__Working data__

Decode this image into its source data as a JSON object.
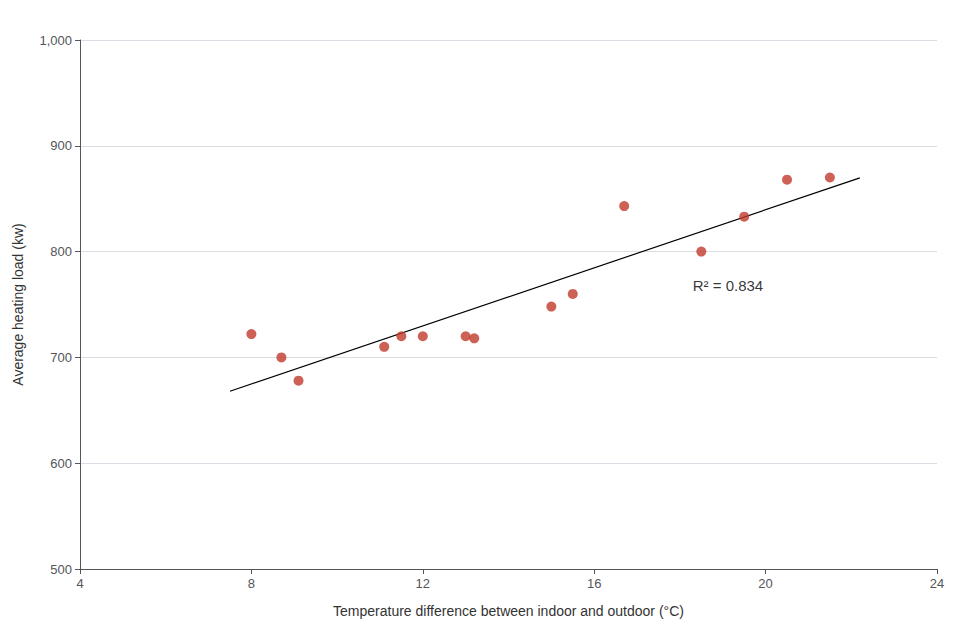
{
  "chart_data": {
    "type": "scatter",
    "x": [
      8.0,
      8.7,
      9.1,
      11.1,
      11.5,
      12.0,
      13.0,
      13.2,
      15.0,
      15.5,
      16.7,
      18.5,
      19.5,
      20.5,
      21.5
    ],
    "values": [
      722,
      700,
      678,
      710,
      720,
      720,
      720,
      718,
      748,
      760,
      843,
      800,
      833,
      868,
      870
    ],
    "color": "#c0392b",
    "trend_line": {
      "type": "line",
      "x": [
        7.5,
        22.2
      ],
      "values": [
        667.97,
        869.74
      ],
      "color": "#000000"
    },
    "annotations": [
      {
        "text": "R² = 0.834",
        "x": 18.3,
        "y": 768
      }
    ],
    "x_label": "Temperature difference between indoor and outdoor (°C)",
    "y_label": "Average heating load (kw)",
    "xlim": [
      4,
      24
    ],
    "ylim": [
      500,
      1000
    ],
    "xticks": [
      4,
      8,
      12,
      16,
      20,
      24
    ],
    "yticks": [
      500,
      600,
      700,
      800,
      900,
      {
        "value": 1000,
        "label": "1,000"
      }
    ],
    "grid": true
  }
}
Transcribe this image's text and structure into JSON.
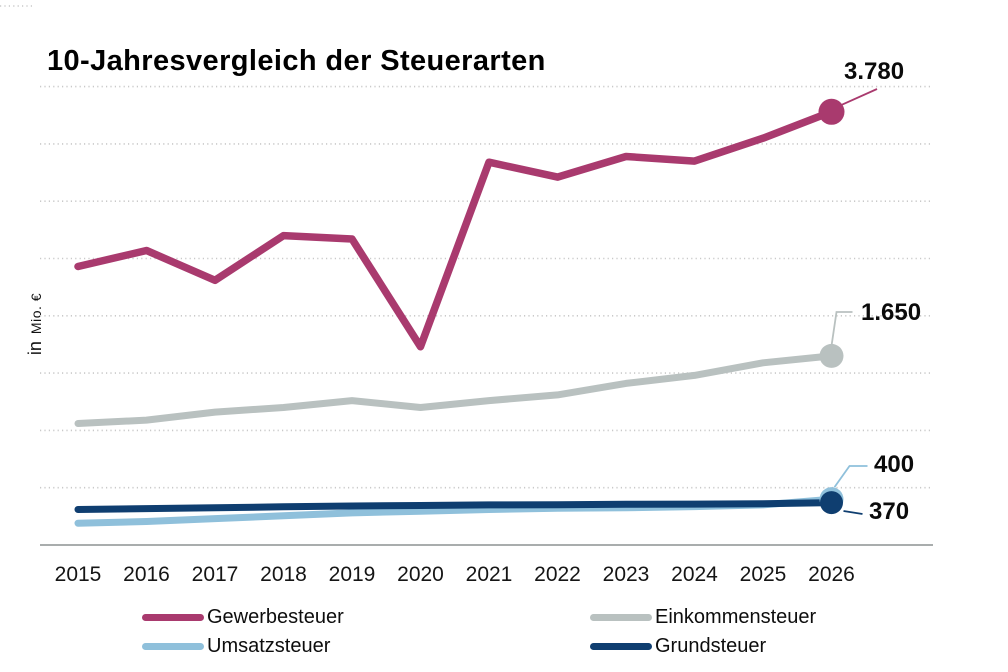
{
  "title": "10-Jahresvergleich der Steuerarten",
  "y_axis": {
    "prefix": "in",
    "suffix": "Mio. €",
    "full_label": "in Mio. €"
  },
  "chart_data": {
    "type": "line",
    "title": "10-Jahresvergleich der Steuerarten",
    "ylabel": "in Mio. €",
    "xlabel": "",
    "x": [
      2015,
      2016,
      2017,
      2018,
      2019,
      2020,
      2021,
      2022,
      2023,
      2024,
      2025,
      2026
    ],
    "ylim": [
      0,
      4000
    ],
    "gridline_step": 500,
    "grid": "horizontal-dotted",
    "legend_position": "bottom",
    "axis_color": "#a9adad",
    "gridline_color": "#c9c9c9",
    "series": [
      {
        "name": "Gewerbesteuer",
        "color": "#a93a6e",
        "end_label": "3.780",
        "end_value": 3780,
        "values": [
          2430,
          2570,
          2310,
          2700,
          2670,
          1730,
          3340,
          3210,
          3390,
          3350,
          3550,
          3780
        ]
      },
      {
        "name": "Einkommensteuer",
        "color": "#b9c1c0",
        "end_label": "1.650",
        "end_value": 1650,
        "values": [
          1060,
          1090,
          1160,
          1200,
          1260,
          1200,
          1260,
          1310,
          1410,
          1480,
          1590,
          1650
        ]
      },
      {
        "name": "Umsatzsteuer",
        "color": "#8fc0db",
        "end_label": "400",
        "end_value": 400,
        "values": [
          190,
          205,
          230,
          255,
          280,
          295,
          310,
          320,
          325,
          335,
          350,
          400
        ]
      },
      {
        "name": "Grundsteuer",
        "color": "#0f3e70",
        "end_label": "370",
        "end_value": 370,
        "values": [
          310,
          318,
          325,
          333,
          340,
          345,
          350,
          352,
          355,
          357,
          360,
          370
        ]
      }
    ]
  }
}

__Task statement__
Transcribe each entry above exactly, apart from the pictures.

__Result below__
Decode this image into its source data as a JSON object.
{
  "chart_data": {
    "type": "scatter",
    "x": [
      8.0,
      8.7,
      9.1,
      11.1,
      11.5,
      12.0,
      13.0,
      13.2,
      15.0,
      15.5,
      16.7,
      18.5,
      19.5,
      20.5,
      21.5
    ],
    "values": [
      722,
      700,
      678,
      710,
      720,
      720,
      720,
      718,
      748,
      760,
      843,
      800,
      833,
      868,
      870
    ],
    "color": "#c0392b",
    "trend_line": {
      "type": "line",
      "x": [
        7.5,
        22.2
      ],
      "values": [
        667.97,
        869.74
      ],
      "color": "#000000"
    },
    "annotations": [
      {
        "text": "R² = 0.834",
        "x": 18.3,
        "y": 768
      }
    ],
    "x_label": "Temperature difference between indoor and outdoor (°C)",
    "y_label": "Average heating load (kw)",
    "xlim": [
      4,
      24
    ],
    "ylim": [
      500,
      1000
    ],
    "xticks": [
      4,
      8,
      12,
      16,
      20,
      24
    ],
    "yticks": [
      500,
      600,
      700,
      800,
      900,
      {
        "value": 1000,
        "label": "1,000"
      }
    ],
    "grid": true
  }
}
Transcribe this image's text and structure into JSON.
{
  "title": "10-Jahresvergleich der Steuerarten",
  "y_axis": {
    "prefix": "in",
    "suffix": "Mio. €",
    "full_label": "in Mio. €"
  },
  "chart_data": {
    "type": "line",
    "title": "10-Jahresvergleich der Steuerarten",
    "ylabel": "in Mio. €",
    "xlabel": "",
    "x": [
      2015,
      2016,
      2017,
      2018,
      2019,
      2020,
      2021,
      2022,
      2023,
      2024,
      2025,
      2026
    ],
    "ylim": [
      0,
      4000
    ],
    "gridline_step": 500,
    "grid": "horizontal-dotted",
    "legend_position": "bottom",
    "axis_color": "#a9adad",
    "gridline_color": "#c9c9c9",
    "series": [
      {
        "name": "Gewerbesteuer",
        "color": "#a93a6e",
        "end_label": "3.780",
        "end_value": 3780,
        "values": [
          2430,
          2570,
          2310,
          2700,
          2670,
          1730,
          3340,
          3210,
          3390,
          3350,
          3550,
          3780
        ]
      },
      {
        "name": "Einkommensteuer",
        "color": "#b9c1c0",
        "end_label": "1.650",
        "end_value": 1650,
        "values": [
          1060,
          1090,
          1160,
          1200,
          1260,
          1200,
          1260,
          1310,
          1410,
          1480,
          1590,
          1650
        ]
      },
      {
        "name": "Umsatzsteuer",
        "color": "#8fc0db",
        "end_label": "400",
        "end_value": 400,
        "values": [
          190,
          205,
          230,
          255,
          280,
          295,
          310,
          320,
          325,
          335,
          350,
          400
        ]
      },
      {
        "name": "Grundsteuer",
        "color": "#0f3e70",
        "end_label": "370",
        "end_value": 370,
        "values": [
          310,
          318,
          325,
          333,
          340,
          345,
          350,
          352,
          355,
          357,
          360,
          370
        ]
      }
    ]
  }
}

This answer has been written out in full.